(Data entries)
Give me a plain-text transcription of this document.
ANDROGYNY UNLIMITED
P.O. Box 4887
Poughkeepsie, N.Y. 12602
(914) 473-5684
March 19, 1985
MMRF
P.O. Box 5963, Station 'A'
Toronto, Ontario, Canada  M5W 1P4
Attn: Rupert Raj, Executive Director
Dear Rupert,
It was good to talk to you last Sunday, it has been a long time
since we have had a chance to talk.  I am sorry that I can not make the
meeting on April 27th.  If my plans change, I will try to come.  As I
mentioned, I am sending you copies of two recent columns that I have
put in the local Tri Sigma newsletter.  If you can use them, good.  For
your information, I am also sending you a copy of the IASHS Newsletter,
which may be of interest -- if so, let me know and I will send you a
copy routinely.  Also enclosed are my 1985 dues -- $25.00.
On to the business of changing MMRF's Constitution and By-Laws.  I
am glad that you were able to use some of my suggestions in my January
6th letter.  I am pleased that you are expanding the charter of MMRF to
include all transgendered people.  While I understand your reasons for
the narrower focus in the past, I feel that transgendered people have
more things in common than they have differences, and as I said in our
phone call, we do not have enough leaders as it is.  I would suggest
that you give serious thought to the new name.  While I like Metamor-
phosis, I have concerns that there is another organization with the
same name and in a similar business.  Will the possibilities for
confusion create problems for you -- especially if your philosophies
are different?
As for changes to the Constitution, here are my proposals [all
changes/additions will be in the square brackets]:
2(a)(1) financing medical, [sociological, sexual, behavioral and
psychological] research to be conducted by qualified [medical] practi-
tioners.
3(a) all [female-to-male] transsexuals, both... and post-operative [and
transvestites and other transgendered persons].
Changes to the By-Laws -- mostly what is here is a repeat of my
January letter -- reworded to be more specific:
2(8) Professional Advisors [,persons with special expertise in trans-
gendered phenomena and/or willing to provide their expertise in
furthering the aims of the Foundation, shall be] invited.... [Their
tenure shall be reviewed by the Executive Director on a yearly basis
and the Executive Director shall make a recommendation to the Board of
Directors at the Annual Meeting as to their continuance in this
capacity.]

* Work to complete *
Give the listing above again, word for word.

* Complete answer *
Give me a plain-text transcription of this document.
ANDROGYNY UNLIMITED
P.O. Box 4887
Poughkeepsie, N.Y. 12602
(914) 473-5684
March 19, 1985
MMRF
P.O. Box 5963, Station 'A'
Toronto, Ontario, Canada  M5W 1P4
Attn: Rupert Raj, Executive Director
Dear Rupert,
It was good to talk to you last Sunday, it has been a long time
since we have had a chance to talk.  I am sorry that I can not make the
meeting on April 27th.  If my plans change, I will try to come.  As I
mentioned, I am sending you copies of two recent columns that I have
put in the local Tri Sigma newsletter.  If you can use them, good.  For
your information, I am also sending you a copy of the IASHS Newsletter,
which may be of interest -- if so, let me know and I will send you a
copy routinely.  Also enclosed are my 1985 dues -- $25.00.
On to the business of changing MMRF's Constitution and By-Laws.  I
am glad that you were able to use some of my suggestions in my January
6th letter.  I am pleased that you are expanding the charter of MMRF to
include all transgendered people.  While I understand your reasons for
the narrower focus in the past, I feel that transgendered people have
more things in common than they have differences, and as I said in our
phone call, we do not have enough leaders as it is.  I would suggest
that you give serious thought to the new name.  While I like Metamor-
phosis, I have concerns that there is another organization with the
same name and in a similar business.  Will the possibilities for
confusion create problems for you -- especially if your philosophies
are different?
As for changes to the Constitution, here are my proposals [all
changes/additions will be in the square brackets]:
2(a)(1) financing medical, [sociological, sexual, behavioral and
psychological] research to be conducted by qualified [medical] practi-
tioners.
3(a) all [female-to-male] transsexuals, both... and post-operative [and
transvestites and other transgendered persons].
Changes to the By-Laws -- mostly what is here is a repeat of my
January letter -- reworded to be more specific:
2(8) Professional Advisors [,persons with special expertise in trans-
gendered phenomena and/or willing to provide their expertise in
furthering the aims of the Foundation, shall be] invited.... [Their
tenure shall be reviewed by the Executive Director on a yearly basis
and the Executive Director shall make a recommendation to the Board of
Directors at the Annual Meeting as to their continuance in this
capacity.]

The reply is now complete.